* [Task] What follows is a block of records; reproduce all of it verbatim.

+++

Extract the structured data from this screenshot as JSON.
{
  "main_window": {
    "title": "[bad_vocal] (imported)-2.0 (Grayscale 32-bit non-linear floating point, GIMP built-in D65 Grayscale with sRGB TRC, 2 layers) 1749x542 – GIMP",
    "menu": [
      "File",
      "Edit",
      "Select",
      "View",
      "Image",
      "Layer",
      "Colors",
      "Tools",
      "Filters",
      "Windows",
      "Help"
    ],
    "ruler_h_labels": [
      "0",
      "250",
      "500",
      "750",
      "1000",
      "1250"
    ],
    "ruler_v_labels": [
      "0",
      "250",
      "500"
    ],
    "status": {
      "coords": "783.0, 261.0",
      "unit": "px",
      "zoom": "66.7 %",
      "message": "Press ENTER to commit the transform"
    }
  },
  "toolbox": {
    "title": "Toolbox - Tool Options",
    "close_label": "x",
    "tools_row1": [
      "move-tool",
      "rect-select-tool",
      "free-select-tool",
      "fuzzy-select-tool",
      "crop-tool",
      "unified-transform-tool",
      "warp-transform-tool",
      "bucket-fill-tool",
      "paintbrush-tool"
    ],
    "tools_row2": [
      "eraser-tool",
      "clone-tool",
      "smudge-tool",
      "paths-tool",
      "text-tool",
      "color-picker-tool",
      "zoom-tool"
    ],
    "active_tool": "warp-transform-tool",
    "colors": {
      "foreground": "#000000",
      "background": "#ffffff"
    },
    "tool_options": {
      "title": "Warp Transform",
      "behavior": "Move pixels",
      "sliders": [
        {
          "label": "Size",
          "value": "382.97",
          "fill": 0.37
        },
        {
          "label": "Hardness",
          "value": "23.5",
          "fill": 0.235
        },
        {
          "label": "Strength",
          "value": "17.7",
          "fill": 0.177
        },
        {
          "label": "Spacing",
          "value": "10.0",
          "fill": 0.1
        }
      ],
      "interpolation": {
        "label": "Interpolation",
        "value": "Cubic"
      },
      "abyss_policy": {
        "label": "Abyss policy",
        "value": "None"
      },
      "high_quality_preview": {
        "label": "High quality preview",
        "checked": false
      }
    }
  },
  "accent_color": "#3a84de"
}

+++

* [Completed task]
Extract the structured data from this screenshot as JSON.
{
  "main_window": {
    "title": "[bad_vocal] (imported)-2.0 (Grayscale 32-bit non-linear floating point, GIMP built-in D65 Grayscale with sRGB TRC, 2 layers) 1749x542 – GIMP",
    "menu": [
      "File",
      "Edit",
      "Select",
      "View",
      "Image",
      "Layer",
      "Colors",
      "Tools",
      "Filters",
      "Windows",
      "Help"
    ],
    "ruler_h_labels": [
      "0",
      "250",
      "500",
      "750",
      "1000",
      "1250"
    ],
    "ruler_v_labels": [
      "0",
      "250",
      "500"
    ],
    "status": {
      "coords": "783.0, 261.0",
      "unit": "px",
      "zoom": "66.7 %",
      "message": "Press ENTER to commit the transform"
    }
  },
  "toolbox": {
    "title": "Toolbox - Tool Options",
    "close_label": "x",
    "tools_row1": [
      "move-tool",
      "rect-select-tool",
      "free-select-tool",
      "fuzzy-select-tool",
      "crop-tool",
      "unified-transform-tool",
      "warp-transform-tool",
      "bucket-fill-tool",
      "paintbrush-tool"
    ],
    "tools_row2": [
      "eraser-tool",
      "clone-tool",
      "smudge-tool",
      "paths-tool",
      "text-tool",
      "color-picker-tool",
      "zoom-tool"
    ],
    "active_tool": "warp-transform-tool",
    "colors": {
      "foreground": "#000000",
      "background": "#ffffff"
    },
    "tool_options": {
      "title": "Warp Transform",
      "behavior": "Move pixels",
      "sliders": [
        {
          "label": "Size",
          "value": "382.97",
          "fill": 0.37
        },
        {
          "label": "Hardness",
          "value": "23.5",
          "fill": 0.235
        },
        {
          "label": "Strength",
          "value": "17.7",
          "fill": 0.177
        },
        {
          "label": "Spacing",
          "value": "10.0",
          "fill": 0.1
        }
      ],
      "interpolation": {
        "label": "Interpolation",
        "value": "Cubic"
      },
      "abyss_policy": {
        "label": "Abyss policy",
        "value": "None"
      },
      "high_quality_preview": {
        "label": "High quality preview",
        "checked": false
      }
    }
  },
  "accent_color": "#3a84de"
}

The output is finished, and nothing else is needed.